[Entries with figure data]

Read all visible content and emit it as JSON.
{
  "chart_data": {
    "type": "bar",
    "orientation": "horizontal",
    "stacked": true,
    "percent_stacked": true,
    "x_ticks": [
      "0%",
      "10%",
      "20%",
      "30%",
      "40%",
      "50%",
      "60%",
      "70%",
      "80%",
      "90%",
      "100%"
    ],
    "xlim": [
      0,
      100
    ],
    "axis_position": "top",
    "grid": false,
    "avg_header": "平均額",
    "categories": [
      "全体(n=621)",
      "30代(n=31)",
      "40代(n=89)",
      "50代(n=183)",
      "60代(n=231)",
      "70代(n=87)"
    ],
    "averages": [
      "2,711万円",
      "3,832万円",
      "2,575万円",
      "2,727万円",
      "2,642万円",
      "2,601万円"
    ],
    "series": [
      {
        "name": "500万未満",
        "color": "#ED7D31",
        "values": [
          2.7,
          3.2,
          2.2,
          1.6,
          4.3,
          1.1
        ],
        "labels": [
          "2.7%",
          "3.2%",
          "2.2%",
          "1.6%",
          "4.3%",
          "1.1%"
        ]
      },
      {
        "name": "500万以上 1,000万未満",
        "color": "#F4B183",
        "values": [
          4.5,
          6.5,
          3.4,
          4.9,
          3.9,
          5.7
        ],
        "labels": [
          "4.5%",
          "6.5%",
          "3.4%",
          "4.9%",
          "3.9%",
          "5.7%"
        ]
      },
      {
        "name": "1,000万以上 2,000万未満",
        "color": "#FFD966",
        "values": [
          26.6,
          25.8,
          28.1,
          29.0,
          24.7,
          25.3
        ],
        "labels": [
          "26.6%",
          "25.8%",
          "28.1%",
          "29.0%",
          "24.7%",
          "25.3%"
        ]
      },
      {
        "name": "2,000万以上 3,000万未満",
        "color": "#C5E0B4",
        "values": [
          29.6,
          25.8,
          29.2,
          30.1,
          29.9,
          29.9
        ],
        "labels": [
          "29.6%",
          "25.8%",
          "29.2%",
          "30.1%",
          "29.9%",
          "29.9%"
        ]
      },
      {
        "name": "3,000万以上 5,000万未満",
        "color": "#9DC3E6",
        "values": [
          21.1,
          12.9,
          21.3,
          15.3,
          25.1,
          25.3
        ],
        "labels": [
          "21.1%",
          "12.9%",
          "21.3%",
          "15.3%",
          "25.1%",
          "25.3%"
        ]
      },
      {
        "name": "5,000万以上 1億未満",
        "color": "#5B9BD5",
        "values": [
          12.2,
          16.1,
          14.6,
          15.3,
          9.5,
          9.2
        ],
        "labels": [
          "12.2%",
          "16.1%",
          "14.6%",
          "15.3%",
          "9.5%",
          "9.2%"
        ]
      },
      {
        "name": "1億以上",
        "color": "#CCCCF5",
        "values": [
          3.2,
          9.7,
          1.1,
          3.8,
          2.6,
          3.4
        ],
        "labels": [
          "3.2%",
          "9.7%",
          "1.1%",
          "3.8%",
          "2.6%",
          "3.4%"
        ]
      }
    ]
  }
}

# Task details
Repeat the records above exactly as they appear.

# Output for this exercise
Read all visible content and emit it as JSON.
{
  "chart_data": {
    "type": "bar",
    "orientation": "horizontal",
    "stacked": true,
    "percent_stacked": true,
    "x_ticks": [
      "0%",
      "10%",
      "20%",
      "30%",
      "40%",
      "50%",
      "60%",
      "70%",
      "80%",
      "90%",
      "100%"
    ],
    "xlim": [
      0,
      100
    ],
    "axis_position": "top",
    "grid": false,
    "avg_header": "平均額",
    "categories": [
      "全体(n=621)",
      "30代(n=31)",
      "40代(n=89)",
      "50代(n=183)",
      "60代(n=231)",
      "70代(n=87)"
    ],
    "averages": [
      "2,711万円",
      "3,832万円",
      "2,575万円",
      "2,727万円",
      "2,642万円",
      "2,601万円"
    ],
    "series": [
      {
        "name": "500万未満",
        "color": "#ED7D31",
        "values": [
          2.7,
          3.2,
          2.2,
          1.6,
          4.3,
          1.1
        ],
        "labels": [
          "2.7%",
          "3.2%",
          "2.2%",
          "1.6%",
          "4.3%",
          "1.1%"
        ]
      },
      {
        "name": "500万以上 1,000万未満",
        "color": "#F4B183",
        "values": [
          4.5,
          6.5,
          3.4,
          4.9,
          3.9,
          5.7
        ],
        "labels": [
          "4.5%",
          "6.5%",
          "3.4%",
          "4.9%",
          "3.9%",
          "5.7%"
        ]
      },
      {
        "name": "1,000万以上 2,000万未満",
        "color": "#FFD966",
        "values": [
          26.6,
          25.8,
          28.1,
          29.0,
          24.7,
          25.3
        ],
        "labels": [
          "26.6%",
          "25.8%",
          "28.1%",
          "29.0%",
          "24.7%",
          "25.3%"
        ]
      },
      {
        "name": "2,000万以上 3,000万未満",
        "color": "#C5E0B4",
        "values": [
          29.6,
          25.8,
          29.2,
          30.1,
          29.9,
          29.9
        ],
        "labels": [
          "29.6%",
          "25.8%",
          "29.2%",
          "30.1%",
          "29.9%",
          "29.9%"
        ]
      },
      {
        "name": "3,000万以上 5,000万未満",
        "color": "#9DC3E6",
        "values": [
          21.1,
          12.9,
          21.3,
          15.3,
          25.1,
          25.3
        ],
        "labels": [
          "21.1%",
          "12.9%",
          "21.3%",
          "15.3%",
          "25.1%",
          "25.3%"
        ]
      },
      {
        "name": "5,000万以上 1億未満",
        "color": "#5B9BD5",
        "values": [
          12.2,
          16.1,
          14.6,
          15.3,
          9.5,
          9.2
        ],
        "labels": [
          "12.2%",
          "16.1%",
          "14.6%",
          "15.3%",
          "9.5%",
          "9.2%"
        ]
      },
      {
        "name": "1億以上",
        "color": "#CCCCF5",
        "values": [
          3.2,
          9.7,
          1.1,
          3.8,
          2.6,
          3.4
        ],
        "labels": [
          "3.2%",
          "9.7%",
          "1.1%",
          "3.8%",
          "2.6%",
          "3.4%"
        ]
      }
    ]
  }
}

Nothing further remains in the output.